What the task requires: Below is a listing; copy all of it exactly.

Data entries:
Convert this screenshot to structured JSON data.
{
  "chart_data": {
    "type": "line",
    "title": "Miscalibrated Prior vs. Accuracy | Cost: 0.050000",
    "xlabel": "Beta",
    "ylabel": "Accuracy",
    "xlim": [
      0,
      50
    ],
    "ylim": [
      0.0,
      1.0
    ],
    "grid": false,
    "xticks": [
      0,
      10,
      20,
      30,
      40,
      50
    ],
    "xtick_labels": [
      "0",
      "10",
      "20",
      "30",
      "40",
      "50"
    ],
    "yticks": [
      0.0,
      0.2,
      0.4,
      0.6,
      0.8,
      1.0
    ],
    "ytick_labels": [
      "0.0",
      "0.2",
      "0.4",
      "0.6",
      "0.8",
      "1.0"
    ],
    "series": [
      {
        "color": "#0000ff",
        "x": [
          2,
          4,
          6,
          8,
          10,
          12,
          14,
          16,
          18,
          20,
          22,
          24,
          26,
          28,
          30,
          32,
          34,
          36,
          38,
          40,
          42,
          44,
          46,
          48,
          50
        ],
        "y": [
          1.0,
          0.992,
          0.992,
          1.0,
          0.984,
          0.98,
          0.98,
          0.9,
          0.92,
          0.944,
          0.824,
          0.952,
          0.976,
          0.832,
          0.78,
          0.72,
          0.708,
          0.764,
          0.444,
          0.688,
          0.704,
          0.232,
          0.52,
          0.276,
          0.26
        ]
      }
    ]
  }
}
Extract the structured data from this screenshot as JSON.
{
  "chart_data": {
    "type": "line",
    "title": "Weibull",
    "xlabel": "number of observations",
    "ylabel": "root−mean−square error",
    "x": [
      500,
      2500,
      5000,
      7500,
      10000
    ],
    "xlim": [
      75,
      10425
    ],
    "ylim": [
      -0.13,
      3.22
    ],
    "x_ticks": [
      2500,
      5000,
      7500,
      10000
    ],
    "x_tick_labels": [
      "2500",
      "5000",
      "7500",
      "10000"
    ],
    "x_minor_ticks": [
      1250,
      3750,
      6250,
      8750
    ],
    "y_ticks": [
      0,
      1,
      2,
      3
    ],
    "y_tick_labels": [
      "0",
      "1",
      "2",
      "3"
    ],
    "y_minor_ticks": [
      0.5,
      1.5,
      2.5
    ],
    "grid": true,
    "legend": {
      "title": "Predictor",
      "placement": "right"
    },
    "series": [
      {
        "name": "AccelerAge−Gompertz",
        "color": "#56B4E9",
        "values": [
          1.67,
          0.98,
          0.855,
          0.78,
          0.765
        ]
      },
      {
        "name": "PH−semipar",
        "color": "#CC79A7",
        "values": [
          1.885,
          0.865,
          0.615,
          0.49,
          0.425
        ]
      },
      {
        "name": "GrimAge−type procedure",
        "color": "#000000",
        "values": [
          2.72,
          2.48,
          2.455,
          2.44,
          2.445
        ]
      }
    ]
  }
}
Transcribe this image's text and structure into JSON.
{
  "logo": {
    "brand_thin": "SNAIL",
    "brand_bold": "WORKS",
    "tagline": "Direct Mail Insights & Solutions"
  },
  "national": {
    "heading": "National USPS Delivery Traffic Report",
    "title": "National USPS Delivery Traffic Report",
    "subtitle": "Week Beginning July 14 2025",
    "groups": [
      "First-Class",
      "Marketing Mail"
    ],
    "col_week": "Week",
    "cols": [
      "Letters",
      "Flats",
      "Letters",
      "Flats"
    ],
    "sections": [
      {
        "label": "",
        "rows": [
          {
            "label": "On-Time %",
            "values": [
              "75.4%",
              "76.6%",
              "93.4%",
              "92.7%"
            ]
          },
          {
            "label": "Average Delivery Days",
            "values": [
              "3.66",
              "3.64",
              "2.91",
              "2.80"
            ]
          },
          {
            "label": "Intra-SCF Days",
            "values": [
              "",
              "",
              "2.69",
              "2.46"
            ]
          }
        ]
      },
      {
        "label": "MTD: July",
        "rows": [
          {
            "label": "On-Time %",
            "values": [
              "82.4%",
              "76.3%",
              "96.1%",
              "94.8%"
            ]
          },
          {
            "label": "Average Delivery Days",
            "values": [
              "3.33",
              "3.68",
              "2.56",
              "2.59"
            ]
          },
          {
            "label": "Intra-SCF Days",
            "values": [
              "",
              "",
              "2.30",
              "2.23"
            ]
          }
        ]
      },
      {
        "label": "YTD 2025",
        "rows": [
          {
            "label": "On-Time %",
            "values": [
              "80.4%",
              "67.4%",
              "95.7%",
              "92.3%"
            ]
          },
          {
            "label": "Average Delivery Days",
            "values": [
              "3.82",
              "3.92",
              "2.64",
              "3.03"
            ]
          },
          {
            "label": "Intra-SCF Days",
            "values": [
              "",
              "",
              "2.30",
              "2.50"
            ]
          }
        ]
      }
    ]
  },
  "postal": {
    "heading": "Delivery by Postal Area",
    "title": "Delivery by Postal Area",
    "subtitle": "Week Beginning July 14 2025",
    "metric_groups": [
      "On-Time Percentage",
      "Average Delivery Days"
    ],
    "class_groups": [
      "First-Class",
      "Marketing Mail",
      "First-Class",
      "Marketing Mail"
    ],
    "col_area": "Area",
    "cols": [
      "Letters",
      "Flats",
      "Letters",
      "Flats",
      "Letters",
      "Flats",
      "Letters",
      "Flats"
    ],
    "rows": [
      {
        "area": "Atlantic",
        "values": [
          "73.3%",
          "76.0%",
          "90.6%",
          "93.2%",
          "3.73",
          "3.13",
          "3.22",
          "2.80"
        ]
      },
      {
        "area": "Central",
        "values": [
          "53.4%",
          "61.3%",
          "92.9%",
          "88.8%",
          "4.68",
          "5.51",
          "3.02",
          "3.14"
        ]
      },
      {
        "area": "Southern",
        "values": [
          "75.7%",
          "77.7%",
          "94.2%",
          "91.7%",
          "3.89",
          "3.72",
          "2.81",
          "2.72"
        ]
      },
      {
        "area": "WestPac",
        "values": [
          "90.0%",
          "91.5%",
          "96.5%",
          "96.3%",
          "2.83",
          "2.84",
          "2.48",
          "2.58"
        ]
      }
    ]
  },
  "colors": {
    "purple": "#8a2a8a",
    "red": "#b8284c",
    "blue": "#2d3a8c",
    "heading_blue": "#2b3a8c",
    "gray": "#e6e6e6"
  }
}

Written reply:
Convert this screenshot to structured JSON data.
{
  "chart_data": {
    "type": "line",
    "title": "Miscalibrated Prior vs. Accuracy | Cost: 0.050000",
    "xlabel": "Beta",
    "ylabel": "Accuracy",
    "xlim": [
      0,
      50
    ],
    "ylim": [
      0.0,
      1.0
    ],
    "grid": false,
    "xticks": [
      0,
      10,
      20,
      30,
      40,
      50
    ],
    "xtick_labels": [
      "0",
      "10",
      "20",
      "30",
      "40",
      "50"
    ],
    "yticks": [
      0.0,
      0.2,
      0.4,
      0.6,
      0.8,
      1.0
    ],
    "ytick_labels": [
      "0.0",
      "0.2",
      "0.4",
      "0.6",
      "0.8",
      "1.0"
    ],
    "series": [
      {
        "color": "#0000ff",
        "x": [
          2,
          4,
          6,
          8,
          10,
          12,
          14,
          16,
          18,
          20,
          22,
          24,
          26,
          28,
          30,
          32,
          34,
          36,
          38,
          40,
          42,
          44,
          46,
          48,
          50
        ],
        "y": [
          1.0,
          0.992,
          0.992,
          1.0,
          0.984,
          0.98,
          0.98,
          0.9,
          0.92,
          0.944,
          0.824,
          0.952,
          0.976,
          0.832,
          0.78,
          0.72,
          0.708,
          0.764,
          0.444,
          0.688,
          0.704,
          0.232,
          0.52,
          0.276,
          0.26
        ]
      }
    ]
  }
}
Extract the structured data from this screenshot as JSON.
{
  "chart_data": {
    "type": "line",
    "title": "Weibull",
    "xlabel": "number of observations",
    "ylabel": "root−mean−square error",
    "x": [
      500,
      2500,
      5000,
      7500,
      10000
    ],
    "xlim": [
      75,
      10425
    ],
    "ylim": [
      -0.13,
      3.22
    ],
    "x_ticks": [
      2500,
      5000,
      7500,
      10000
    ],
    "x_tick_labels": [
      "2500",
      "5000",
      "7500",
      "10000"
    ],
    "x_minor_ticks": [
      1250,
      3750,
      6250,
      8750
    ],
    "y_ticks": [
      0,
      1,
      2,
      3
    ],
    "y_tick_labels": [
      "0",
      "1",
      "2",
      "3"
    ],
    "y_minor_ticks": [
      0.5,
      1.5,
      2.5
    ],
    "grid": true,
    "legend": {
      "title": "Predictor",
      "placement": "right"
    },
    "series": [
      {
        "name": "AccelerAge−Gompertz",
        "color": "#56B4E9",
        "values": [
          1.67,
          0.98,
          0.855,
          0.78,
          0.765
        ]
      },
      {
        "name": "PH−semipar",
        "color": "#CC79A7",
        "values": [
          1.885,
          0.865,
          0.615,
          0.49,
          0.425
        ]
      },
      {
        "name": "GrimAge−type procedure",
        "color": "#000000",
        "values": [
          2.72,
          2.48,
          2.455,
          2.44,
          2.445
        ]
      }
    ]
  }
}
Transcribe this image's text and structure into JSON.
{
  "logo": {
    "brand_thin": "SNAIL",
    "brand_bold": "WORKS",
    "tagline": "Direct Mail Insights & Solutions"
  },
  "national": {
    "heading": "National USPS Delivery Traffic Report",
    "title": "National USPS Delivery Traffic Report",
    "subtitle": "Week Beginning July 14 2025",
    "groups": [
      "First-Class",
      "Marketing Mail"
    ],
    "col_week": "Week",
    "cols": [
      "Letters",
      "Flats",
      "Letters",
      "Flats"
    ],
    "sections": [
      {
        "label": "",
        "rows": [
          {
            "label": "On-Time %",
            "values": [
              "75.4%",
              "76.6%",
              "93.4%",
              "92.7%"
            ]
          },
          {
            "label": "Average Delivery Days",
            "values": [
              "3.66",
              "3.64",
              "2.91",
              "2.80"
            ]
          },
          {
            "label": "Intra-SCF Days",
            "values": [
              "",
              "",
              "2.69",
              "2.46"
            ]
          }
        ]
      },
      {
        "label": "MTD: July",
        "rows": [
          {
            "label": "On-Time %",
            "values": [
              "82.4%",
              "76.3%",
              "96.1%",
              "94.8%"
            ]
          },
          {
            "label": "Average Delivery Days",
            "values": [
              "3.33",
              "3.68",
              "2.56",
              "2.59"
            ]
          },
          {
            "label": "Intra-SCF Days",
            "values": [
              "",
              "",
              "2.30",
              "2.23"
            ]
          }
        ]
      },
      {
        "label": "YTD 2025",
        "rows": [
          {
            "label": "On-Time %",
            "values": [
              "80.4%",
              "67.4%",
              "95.7%",
              "92.3%"
            ]
          },
          {
            "label": "Average Delivery Days",
            "values": [
              "3.82",
              "3.92",
              "2.64",
              "3.03"
            ]
          },
          {
            "label": "Intra-SCF Days",
            "values": [
              "",
              "",
              "2.30",
              "2.50"
            ]
          }
        ]
      }
    ]
  },
  "postal": {
    "heading": "Delivery by Postal Area",
    "title": "Delivery by Postal Area",
    "subtitle": "Week Beginning July 14 2025",
    "metric_groups": [
      "On-Time Percentage",
      "Average Delivery Days"
    ],
    "class_groups": [
      "First-Class",
      "Marketing Mail",
      "First-Class",
      "Marketing Mail"
    ],
    "col_area": "Area",
    "cols": [
      "Letters",
      "Flats",
      "Letters",
      "Flats",
      "Letters",
      "Flats",
      "Letters",
      "Flats"
    ],
    "rows": [
      {
        "area": "Atlantic",
        "values": [
          "73.3%",
          "76.0%",
          "90.6%",
          "93.2%",
          "3.73",
          "3.13",
          "3.22",
          "2.80"
        ]
      },
      {
        "area": "Central",
        "values": [
          "53.4%",
          "61.3%",
          "92.9%",
          "88.8%",
          "4.68",
          "5.51",
          "3.02",
          "3.14"
        ]
      },
      {
        "area": "Southern",
        "values": [
          "75.7%",
          "77.7%",
          "94.2%",
          "91.7%",
          "3.89",
          "3.72",
          "2.81",
          "2.72"
        ]
      },
      {
        "area": "WestPac",
        "values": [
          "90.0%",
          "91.5%",
          "96.5%",
          "96.3%",
          "2.83",
          "2.84",
          "2.48",
          "2.58"
        ]
      }
    ]
  },
  "colors": {
    "purple": "#8a2a8a",
    "red": "#b8284c",
    "blue": "#2d3a8c",
    "heading_blue": "#2b3a8c",
    "gray": "#e6e6e6"
  }
}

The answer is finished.